* [Task to carry out]: Reproduce each line exactly, including spacing and punctuation.

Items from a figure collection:
━━━━━━━━━━━━━━━━━━━━━━━━━━━━━━
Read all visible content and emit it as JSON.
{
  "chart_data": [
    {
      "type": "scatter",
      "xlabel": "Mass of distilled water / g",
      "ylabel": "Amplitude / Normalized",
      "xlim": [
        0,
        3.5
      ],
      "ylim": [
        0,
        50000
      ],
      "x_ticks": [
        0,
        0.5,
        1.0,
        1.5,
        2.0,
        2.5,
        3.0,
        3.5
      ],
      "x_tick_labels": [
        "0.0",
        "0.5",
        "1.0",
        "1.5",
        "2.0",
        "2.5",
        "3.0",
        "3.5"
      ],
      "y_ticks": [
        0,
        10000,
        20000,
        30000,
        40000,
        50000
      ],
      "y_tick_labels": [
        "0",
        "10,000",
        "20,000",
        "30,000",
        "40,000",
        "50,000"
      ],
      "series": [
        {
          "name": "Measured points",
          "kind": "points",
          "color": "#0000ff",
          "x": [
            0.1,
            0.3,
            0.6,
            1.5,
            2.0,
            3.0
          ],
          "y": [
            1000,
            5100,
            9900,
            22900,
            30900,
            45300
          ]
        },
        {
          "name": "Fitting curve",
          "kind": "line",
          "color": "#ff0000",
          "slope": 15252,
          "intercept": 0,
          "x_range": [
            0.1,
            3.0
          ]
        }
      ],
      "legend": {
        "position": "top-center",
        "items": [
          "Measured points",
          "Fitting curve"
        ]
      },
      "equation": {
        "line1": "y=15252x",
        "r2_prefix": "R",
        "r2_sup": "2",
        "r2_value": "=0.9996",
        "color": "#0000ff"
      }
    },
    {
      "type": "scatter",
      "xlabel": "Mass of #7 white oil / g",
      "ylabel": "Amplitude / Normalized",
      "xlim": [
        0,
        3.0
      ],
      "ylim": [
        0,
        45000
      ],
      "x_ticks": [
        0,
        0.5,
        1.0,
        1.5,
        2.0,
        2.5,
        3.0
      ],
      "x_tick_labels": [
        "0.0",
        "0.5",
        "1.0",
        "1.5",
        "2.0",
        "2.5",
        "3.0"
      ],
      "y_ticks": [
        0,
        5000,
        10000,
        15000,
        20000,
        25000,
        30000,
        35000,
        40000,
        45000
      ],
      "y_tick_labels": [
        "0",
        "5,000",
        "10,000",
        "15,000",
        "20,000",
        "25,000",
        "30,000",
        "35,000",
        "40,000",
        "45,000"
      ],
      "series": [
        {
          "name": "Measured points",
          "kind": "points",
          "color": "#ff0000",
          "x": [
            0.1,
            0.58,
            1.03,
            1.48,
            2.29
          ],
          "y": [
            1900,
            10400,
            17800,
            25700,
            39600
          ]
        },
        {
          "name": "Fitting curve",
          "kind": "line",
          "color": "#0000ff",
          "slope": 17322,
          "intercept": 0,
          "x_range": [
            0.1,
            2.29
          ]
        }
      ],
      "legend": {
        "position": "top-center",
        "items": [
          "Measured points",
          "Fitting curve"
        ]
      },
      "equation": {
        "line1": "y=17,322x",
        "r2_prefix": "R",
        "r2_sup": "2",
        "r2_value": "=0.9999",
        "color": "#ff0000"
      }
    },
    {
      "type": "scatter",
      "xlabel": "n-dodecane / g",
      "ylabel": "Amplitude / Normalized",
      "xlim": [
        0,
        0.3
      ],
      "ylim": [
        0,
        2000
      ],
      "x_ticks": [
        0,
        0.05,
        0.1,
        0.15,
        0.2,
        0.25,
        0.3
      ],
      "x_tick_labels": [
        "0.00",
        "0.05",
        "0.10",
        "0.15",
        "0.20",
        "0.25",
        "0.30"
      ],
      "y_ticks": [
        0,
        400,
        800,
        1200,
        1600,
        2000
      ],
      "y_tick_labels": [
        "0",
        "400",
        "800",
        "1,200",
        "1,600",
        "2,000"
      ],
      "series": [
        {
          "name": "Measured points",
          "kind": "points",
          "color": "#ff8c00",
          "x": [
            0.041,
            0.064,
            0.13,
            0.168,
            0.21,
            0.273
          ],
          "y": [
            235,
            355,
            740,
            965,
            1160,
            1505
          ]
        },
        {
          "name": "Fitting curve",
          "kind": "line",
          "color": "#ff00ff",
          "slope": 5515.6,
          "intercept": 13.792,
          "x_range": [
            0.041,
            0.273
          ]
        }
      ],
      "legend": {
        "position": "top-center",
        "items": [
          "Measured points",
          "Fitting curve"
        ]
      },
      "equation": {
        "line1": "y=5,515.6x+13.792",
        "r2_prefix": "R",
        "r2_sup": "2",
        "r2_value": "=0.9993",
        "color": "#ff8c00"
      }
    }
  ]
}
━━━━━━━━━━━━━━━━━━━━━━━━━━━━━━
* [Full answer]:
Read all visible content and emit it as JSON.
{
  "chart_data": [
    {
      "type": "scatter",
      "xlabel": "Mass of distilled water / g",
      "ylabel": "Amplitude / Normalized",
      "xlim": [
        0,
        3.5
      ],
      "ylim": [
        0,
        50000
      ],
      "x_ticks": [
        0,
        0.5,
        1.0,
        1.5,
        2.0,
        2.5,
        3.0,
        3.5
      ],
      "x_tick_labels": [
        "0.0",
        "0.5",
        "1.0",
        "1.5",
        "2.0",
        "2.5",
        "3.0",
        "3.5"
      ],
      "y_ticks": [
        0,
        10000,
        20000,
        30000,
        40000,
        50000
      ],
      "y_tick_labels": [
        "0",
        "10,000",
        "20,000",
        "30,000",
        "40,000",
        "50,000"
      ],
      "series": [
        {
          "name": "Measured points",
          "kind": "points",
          "color": "#0000ff",
          "x": [
            0.1,
            0.3,
            0.6,
            1.5,
            2.0,
            3.0
          ],
          "y": [
            1000,
            5100,
            9900,
            22900,
            30900,
            45300
          ]
        },
        {
          "name": "Fitting curve",
          "kind": "line",
          "color": "#ff0000",
          "slope": 15252,
          "intercept": 0,
          "x_range": [
            0.1,
            3.0
          ]
        }
      ],
      "legend": {
        "position": "top-center",
        "items": [
          "Measured points",
          "Fitting curve"
        ]
      },
      "equation": {
        "line1": "y=15252x",
        "r2_prefix": "R",
        "r2_sup": "2",
        "r2_value": "=0.9996",
        "color": "#0000ff"
      }
    },
    {
      "type": "scatter",
      "xlabel": "Mass of #7 white oil / g",
      "ylabel": "Amplitude / Normalized",
      "xlim": [
        0,
        3.0
      ],
      "ylim": [
        0,
        45000
      ],
      "x_ticks": [
        0,
        0.5,
        1.0,
        1.5,
        2.0,
        2.5,
        3.0
      ],
      "x_tick_labels": [
        "0.0",
        "0.5",
        "1.0",
        "1.5",
        "2.0",
        "2.5",
        "3.0"
      ],
      "y_ticks": [
        0,
        5000,
        10000,
        15000,
        20000,
        25000,
        30000,
        35000,
        40000,
        45000
      ],
      "y_tick_labels": [
        "0",
        "5,000",
        "10,000",
        "15,000",
        "20,000",
        "25,000",
        "30,000",
        "35,000",
        "40,000",
        "45,000"
      ],
      "series": [
        {
          "name": "Measured points",
          "kind": "points",
          "color": "#ff0000",
          "x": [
            0.1,
            0.58,
            1.03,
            1.48,
            2.29
          ],
          "y": [
            1900,
            10400,
            17800,
            25700,
            39600
          ]
        },
        {
          "name": "Fitting curve",
          "kind": "line",
          "color": "#0000ff",
          "slope": 17322,
          "intercept": 0,
          "x_range": [
            0.1,
            2.29
          ]
        }
      ],
      "legend": {
        "position": "top-center",
        "items": [
          "Measured points",
          "Fitting curve"
        ]
      },
      "equation": {
        "line1": "y=17,322x",
        "r2_prefix": "R",
        "r2_sup": "2",
        "r2_value": "=0.9999",
        "color": "#ff0000"
      }
    },
    {
      "type": "scatter",
      "xlabel": "n-dodecane / g",
      "ylabel": "Amplitude / Normalized",
      "xlim": [
        0,
        0.3
      ],
      "ylim": [
        0,
        2000
      ],
      "x_ticks": [
        0,
        0.05,
        0.1,
        0.15,
        0.2,
        0.25,
        0.3
      ],
      "x_tick_labels": [
        "0.00",
        "0.05",
        "0.10",
        "0.15",
        "0.20",
        "0.25",
        "0.30"
      ],
      "y_ticks": [
        0,
        400,
        800,
        1200,
        1600,
        2000
      ],
      "y_tick_labels": [
        "0",
        "400",
        "800",
        "1,200",
        "1,600",
        "2,000"
      ],
      "series": [
        {
          "name": "Measured points",
          "kind": "points",
          "color": "#ff8c00",
          "x": [
            0.041,
            0.064,
            0.13,
            0.168,
            0.21,
            0.273
          ],
          "y": [
            235,
            355,
            740,
            965,
            1160,
            1505
          ]
        },
        {
          "name": "Fitting curve",
          "kind": "line",
          "color": "#ff00ff",
          "slope": 5515.6,
          "intercept": 13.792,
          "x_range": [
            0.041,
            0.273
          ]
        }
      ],
      "legend": {
        "position": "top-center",
        "items": [
          "Measured points",
          "Fitting curve"
        ]
      },
      "equation": {
        "line1": "y=5,515.6x+13.792",
        "r2_prefix": "R",
        "r2_sup": "2",
        "r2_value": "=0.9993",
        "color": "#ff8c00"
      }
    }
  ]
}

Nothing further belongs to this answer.